[STATED EXERCISE]
The entries below contain pictures. Retype everything except those pictures, exactly as given.

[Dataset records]
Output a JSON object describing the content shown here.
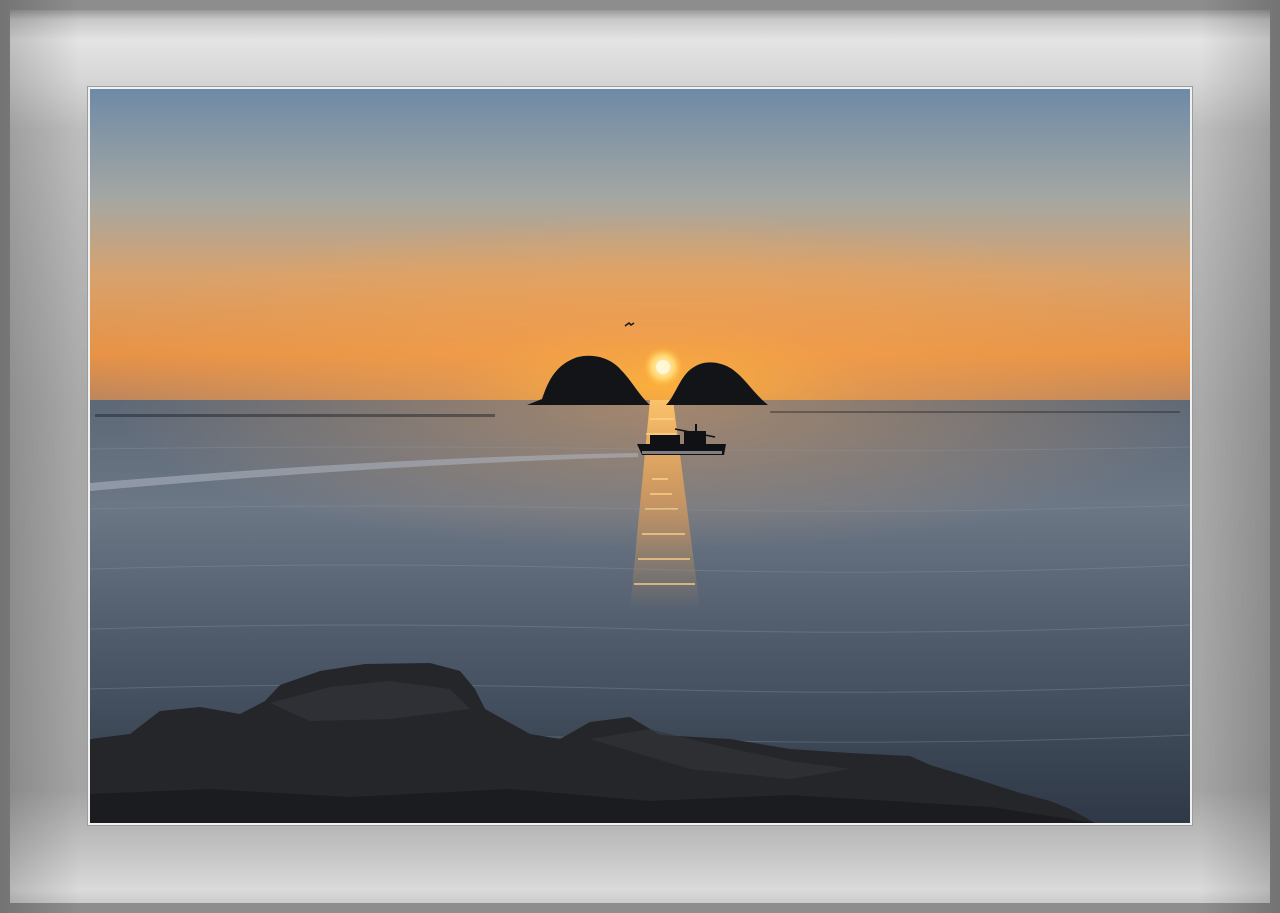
{
  "photo": {
    "subject": "sunset-over-sea",
    "colors": {
      "sky_top": "#6f8aa6",
      "sky_mid": "#c9a27d",
      "sky_glow": "#f3a443",
      "horizon": "#d98a4a",
      "sun": "#fff3c0",
      "sea_dark": "#2c3440",
      "sea_light": "#6f7f8f",
      "silhouette": "#101214",
      "rock": "#2a2a2c",
      "frame": "#b4b4b4"
    }
  }
}
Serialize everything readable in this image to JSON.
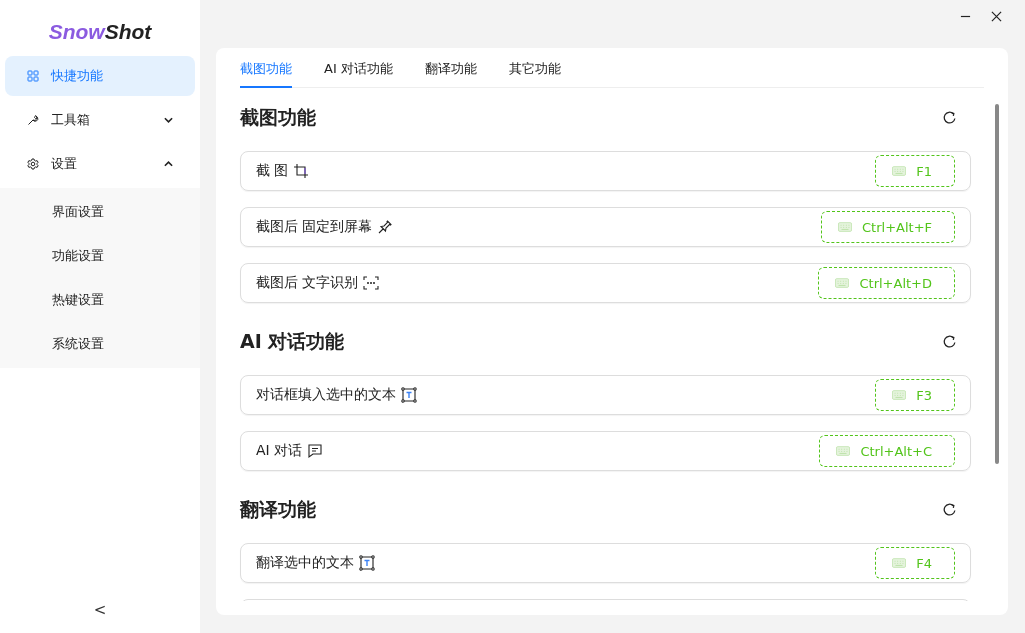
{
  "app": {
    "logo_part_1": "Snow",
    "logo_part_2": "Shot"
  },
  "sidebar": {
    "items": [
      {
        "label": "快捷功能",
        "kind": "grid",
        "selected": true
      },
      {
        "label": "工具箱",
        "kind": "wrench",
        "selected": false,
        "expanded": false
      },
      {
        "label": "设置",
        "kind": "gear",
        "selected": false,
        "expanded": true,
        "children": [
          {
            "label": "界面设置",
            "selected": false
          },
          {
            "label": "功能设置",
            "selected": false
          },
          {
            "label": "热键设置",
            "selected": false
          },
          {
            "label": "系统设置",
            "selected": false
          }
        ]
      }
    ],
    "collapse": "<"
  },
  "tabs": [
    {
      "label": "截图功能",
      "selected": true
    },
    {
      "label": "AI 对话功能",
      "selected": false
    },
    {
      "label": "翻译功能",
      "selected": false
    },
    {
      "label": "其它功能",
      "selected": false
    }
  ],
  "sections": [
    {
      "title": "截图功能",
      "rows": [
        {
          "label": "截 图",
          "kind": "crop",
          "shortcut": "F1"
        },
        {
          "label": "截图后 固定到屏幕",
          "kind": "pin",
          "shortcut": "Ctrl+Alt+F"
        },
        {
          "label": "截图后 文字识别",
          "kind": "ocr",
          "shortcut": "Ctrl+Alt+D"
        }
      ]
    },
    {
      "title": "AI 对话功能",
      "rows": [
        {
          "label": "对话框填入选中的文本",
          "kind": "text-select",
          "shortcut": "F3"
        },
        {
          "label": "AI 对话",
          "kind": "chat",
          "shortcut": "Ctrl+Alt+C"
        }
      ]
    },
    {
      "title": "翻译功能",
      "rows": [
        {
          "label": "翻译选中的文本",
          "kind": "text-select",
          "shortcut": "F4"
        },
        {
          "kind": "empty"
        }
      ]
    }
  ]
}
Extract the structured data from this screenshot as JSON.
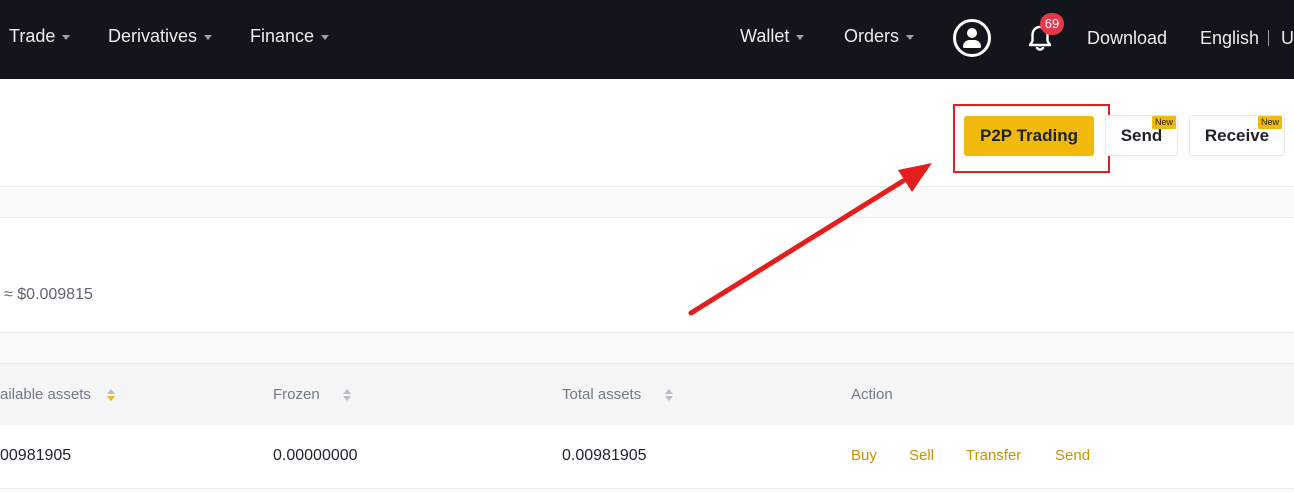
{
  "nav": {
    "left": [
      {
        "label": "Trade"
      },
      {
        "label": "Derivatives"
      },
      {
        "label": "Finance"
      }
    ],
    "wallet": "Wallet",
    "orders": "Orders",
    "notifications_count": "69",
    "download": "Download",
    "language": "English",
    "currency_cut": "U",
    "icons": {
      "account": "user-circle-icon",
      "notifications": "bell-icon",
      "dropdown": "caret-down-icon"
    }
  },
  "header": {
    "p2p_label": "P2P Trading",
    "send_label": "Send",
    "receive_label": "Receive",
    "new_tag": "New"
  },
  "balance": {
    "usd_equivalent": "≈ $0.009815"
  },
  "table": {
    "headers": [
      "ailable assets",
      "Frozen",
      "Total assets",
      "Action"
    ],
    "rows": [
      {
        "available": "00981905",
        "frozen": "0.00000000",
        "total": "0.00981905",
        "actions": [
          "Buy",
          "Sell",
          "Transfer",
          "Send"
        ]
      }
    ]
  },
  "colors": {
    "nav_bg": "#12161c",
    "accent": "#f0b90b",
    "action_link": "#c99400",
    "annotation": "#e41e1e",
    "badge": "#e8374a"
  }
}
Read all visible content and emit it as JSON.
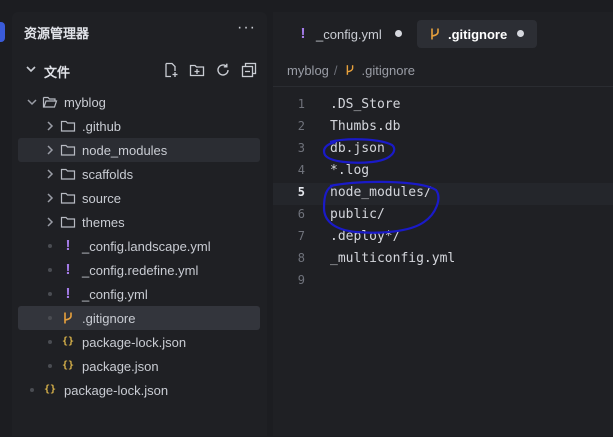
{
  "explorer": {
    "title": "资源管理器",
    "more": "···",
    "section_label": "文件"
  },
  "tree": [
    {
      "name": "myblog",
      "kind": "folder",
      "expanded": true
    },
    {
      "name": ".github",
      "kind": "folder"
    },
    {
      "name": "node_modules",
      "kind": "folder"
    },
    {
      "name": "scaffolds",
      "kind": "folder"
    },
    {
      "name": "source",
      "kind": "folder"
    },
    {
      "name": "themes",
      "kind": "folder"
    },
    {
      "name": "_config.landscape.yml",
      "kind": "yml"
    },
    {
      "name": "_config.redefine.yml",
      "kind": "yml"
    },
    {
      "name": "_config.yml",
      "kind": "yml"
    },
    {
      "name": ".gitignore",
      "kind": "git"
    },
    {
      "name": "package-lock.json",
      "kind": "json"
    },
    {
      "name": "package.json",
      "kind": "json"
    },
    {
      "name": "package-lock.json",
      "kind": "json"
    }
  ],
  "tabs": [
    {
      "label": "_config.yml",
      "icon": "yaml-icon",
      "active": false,
      "modified": true
    },
    {
      "label": ".gitignore",
      "icon": "git-branch-icon",
      "active": true,
      "modified": true
    }
  ],
  "breadcrumb": {
    "folder": "myblog",
    "separator": "/",
    "file": ".gitignore"
  },
  "editor": {
    "current_line": 5,
    "lines": [
      {
        "n": "1",
        "text": ".DS_Store"
      },
      {
        "n": "2",
        "text": "Thumbs.db"
      },
      {
        "n": "3",
        "text": "db.json"
      },
      {
        "n": "4",
        "text": "*.log"
      },
      {
        "n": "5",
        "text": "node_modules/"
      },
      {
        "n": "6",
        "text": "public/"
      },
      {
        "n": "7",
        "text": ".deploy*/"
      },
      {
        "n": "8",
        "text": "_multiconfig.yml"
      },
      {
        "n": "9",
        "text": ""
      }
    ]
  },
  "colors": {
    "yml_icon": "#a47be8",
    "git_icon": "#e8a13c",
    "json_icon": "#d8b24a",
    "annotation_ink": "#1a1ac8",
    "accent": "#3a5bd9"
  }
}
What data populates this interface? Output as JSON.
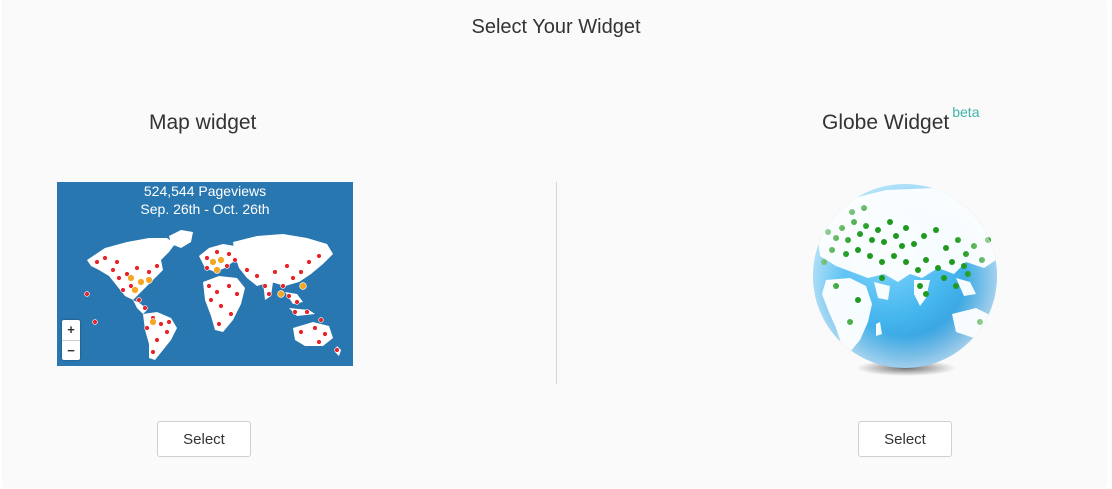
{
  "page": {
    "title": "Select Your Widget"
  },
  "map_widget": {
    "title": "Map widget",
    "stats_line1": "524,544 Pageviews",
    "stats_line2": "Sep. 26th - Oct. 26th",
    "zoom_in": "+",
    "zoom_out": "−",
    "select_label": "Select",
    "colors": {
      "ocean": "#2977b0",
      "land": "#ffffff",
      "dot_low": "#e8232a",
      "dot_high": "#f5a623"
    }
  },
  "globe_widget": {
    "title": "Globe Widget",
    "badge": "beta",
    "select_label": "Select",
    "colors": {
      "ocean": "#5cc4f2",
      "land": "#ffffff",
      "dot": "#1f9a1f",
      "badge": "#3fb6a8"
    }
  }
}
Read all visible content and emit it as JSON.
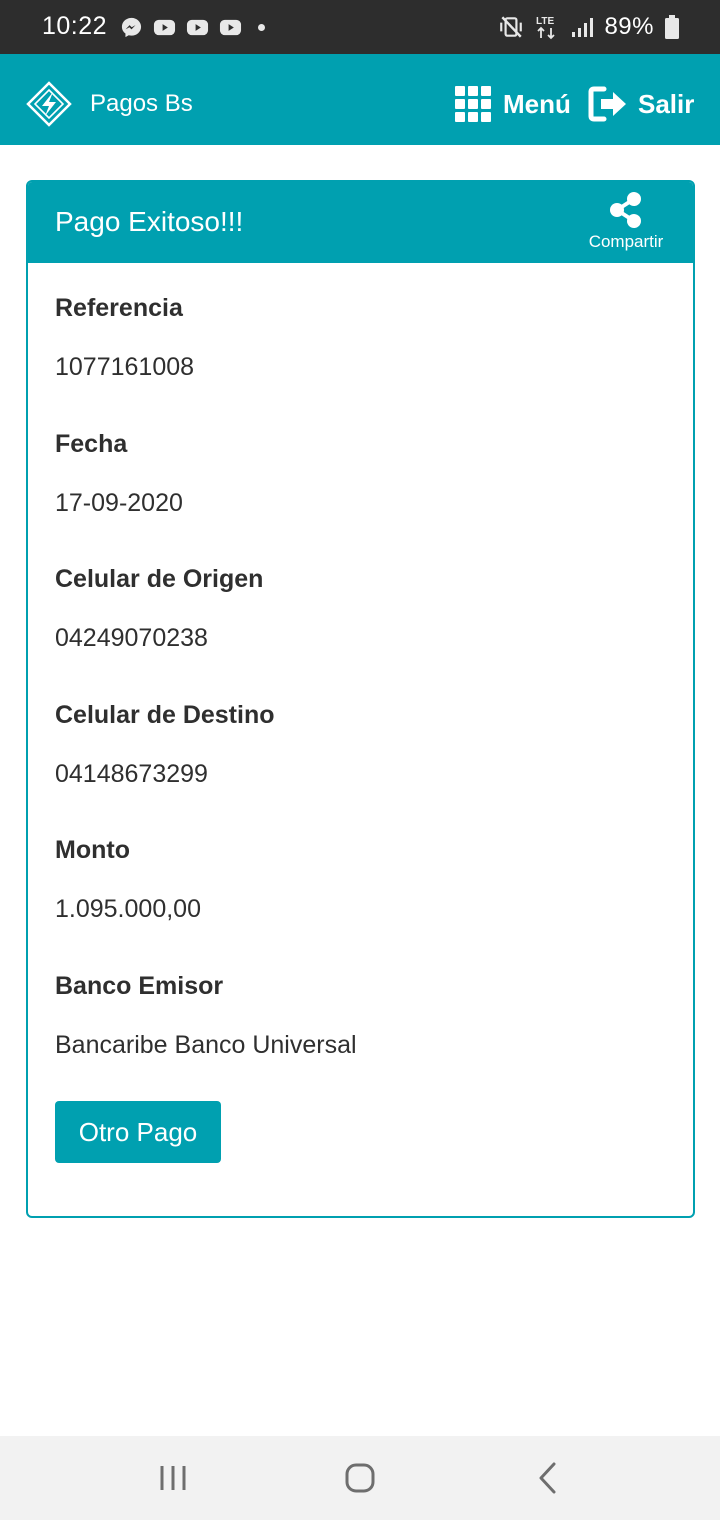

[RESPONSE TO THIS TASK]
Output a JSON object describing the content shown here.
{
  "photo": {
    "subject": "sunset-over-sea",
    "colors": {
      "sky_top": "#6f8aa6",
      "sky_mid": "#c9a27d",
      "sky_glow": "#f3a443",
      "horizon": "#d98a4a",
      "sun": "#fff3c0",
      "sea_dark": "#2c3440",
      "sea_light": "#6f7f8f",
      "silhouette": "#101214",
      "rock": "#2a2a2c",
      "frame": "#b4b4b4"
    }
  }
}
Serialize everything readable in this image to JSON.
{
  "app": {
    "logo_part_1": "Snow",
    "logo_part_2": "Shot"
  },
  "sidebar": {
    "items": [
      {
        "label": "快捷功能",
        "kind": "grid",
        "selected": true
      },
      {
        "label": "工具箱",
        "kind": "wrench",
        "selected": false,
        "expanded": false
      },
      {
        "label": "设置",
        "kind": "gear",
        "selected": false,
        "expanded": true,
        "children": [
          {
            "label": "界面设置",
            "selected": false
          },
          {
            "label": "功能设置",
            "selected": false
          },
          {
            "label": "热键设置",
            "selected": false
          },
          {
            "label": "系统设置",
            "selected": false
          }
        ]
      }
    ],
    "collapse": "<"
  },
  "tabs": [
    {
      "label": "截图功能",
      "selected": true
    },
    {
      "label": "AI 对话功能",
      "selected": false
    },
    {
      "label": "翻译功能",
      "selected": false
    },
    {
      "label": "其它功能",
      "selected": false
    }
  ],
  "sections": [
    {
      "title": "截图功能",
      "rows": [
        {
          "label": "截 图",
          "kind": "crop",
          "shortcut": "F1"
        },
        {
          "label": "截图后 固定到屏幕",
          "kind": "pin",
          "shortcut": "Ctrl+Alt+F"
        },
        {
          "label": "截图后 文字识别",
          "kind": "ocr",
          "shortcut": "Ctrl+Alt+D"
        }
      ]
    },
    {
      "title": "AI 对话功能",
      "rows": [
        {
          "label": "对话框填入选中的文本",
          "kind": "text-select",
          "shortcut": "F3"
        },
        {
          "label": "AI 对话",
          "kind": "chat",
          "shortcut": "Ctrl+Alt+C"
        }
      ]
    },
    {
      "title": "翻译功能",
      "rows": [
        {
          "label": "翻译选中的文本",
          "kind": "text-select",
          "shortcut": "F4"
        },
        {
          "kind": "empty"
        }
      ]
    }
  ]
}
Extract the structured data from this screenshot as JSON.
{
  "nav": {
    "left": [
      {
        "label": "Trade"
      },
      {
        "label": "Derivatives"
      },
      {
        "label": "Finance"
      }
    ],
    "wallet": "Wallet",
    "orders": "Orders",
    "notifications_count": "69",
    "download": "Download",
    "language": "English",
    "currency_cut": "U",
    "icons": {
      "account": "user-circle-icon",
      "notifications": "bell-icon",
      "dropdown": "caret-down-icon"
    }
  },
  "header": {
    "p2p_label": "P2P Trading",
    "send_label": "Send",
    "receive_label": "Receive",
    "new_tag": "New"
  },
  "balance": {
    "usd_equivalent": "≈ $0.009815"
  },
  "table": {
    "headers": [
      "ailable assets",
      "Frozen",
      "Total assets",
      "Action"
    ],
    "rows": [
      {
        "available": "00981905",
        "frozen": "0.00000000",
        "total": "0.00981905",
        "actions": [
          "Buy",
          "Sell",
          "Transfer",
          "Send"
        ]
      }
    ]
  },
  "colors": {
    "nav_bg": "#12161c",
    "accent": "#f0b90b",
    "action_link": "#c99400",
    "annotation": "#e41e1e",
    "badge": "#e8374a"
  }
}
Read all visible content and emit it as JSON.
{
  "explorer": {
    "title": "资源管理器",
    "more": "···",
    "section_label": "文件"
  },
  "tree": [
    {
      "name": "myblog",
      "kind": "folder",
      "expanded": true
    },
    {
      "name": ".github",
      "kind": "folder"
    },
    {
      "name": "node_modules",
      "kind": "folder"
    },
    {
      "name": "scaffolds",
      "kind": "folder"
    },
    {
      "name": "source",
      "kind": "folder"
    },
    {
      "name": "themes",
      "kind": "folder"
    },
    {
      "name": "_config.landscape.yml",
      "kind": "yml"
    },
    {
      "name": "_config.redefine.yml",
      "kind": "yml"
    },
    {
      "name": "_config.yml",
      "kind": "yml"
    },
    {
      "name": ".gitignore",
      "kind": "git"
    },
    {
      "name": "package-lock.json",
      "kind": "json"
    },
    {
      "name": "package.json",
      "kind": "json"
    },
    {
      "name": "package-lock.json",
      "kind": "json"
    }
  ],
  "tabs": [
    {
      "label": "_config.yml",
      "icon": "yaml-icon",
      "active": false,
      "modified": true
    },
    {
      "label": ".gitignore",
      "icon": "git-branch-icon",
      "active": true,
      "modified": true
    }
  ],
  "breadcrumb": {
    "folder": "myblog",
    "separator": "/",
    "file": ".gitignore"
  },
  "editor": {
    "current_line": 5,
    "lines": [
      {
        "n": "1",
        "text": ".DS_Store"
      },
      {
        "n": "2",
        "text": "Thumbs.db"
      },
      {
        "n": "3",
        "text": "db.json"
      },
      {
        "n": "4",
        "text": "*.log"
      },
      {
        "n": "5",
        "text": "node_modules/"
      },
      {
        "n": "6",
        "text": "public/"
      },
      {
        "n": "7",
        "text": ".deploy*/"
      },
      {
        "n": "8",
        "text": "_multiconfig.yml"
      },
      {
        "n": "9",
        "text": ""
      }
    ]
  },
  "colors": {
    "yml_icon": "#a47be8",
    "git_icon": "#e8a13c",
    "json_icon": "#d8b24a",
    "annotation_ink": "#1a1ac8",
    "accent": "#3a5bd9"
  }
}
What data populates this interface? Output as JSON.
{
  "page": {
    "title": "Select Your Widget"
  },
  "map_widget": {
    "title": "Map widget",
    "stats_line1": "524,544 Pageviews",
    "stats_line2": "Sep. 26th - Oct. 26th",
    "zoom_in": "+",
    "zoom_out": "−",
    "select_label": "Select",
    "colors": {
      "ocean": "#2977b0",
      "land": "#ffffff",
      "dot_low": "#e8232a",
      "dot_high": "#f5a623"
    }
  },
  "globe_widget": {
    "title": "Globe Widget",
    "badge": "beta",
    "select_label": "Select",
    "colors": {
      "ocean": "#5cc4f2",
      "land": "#ffffff",
      "dot": "#1f9a1f",
      "badge": "#3fb6a8"
    }
  }
}
Read all visible content and emit it as JSON.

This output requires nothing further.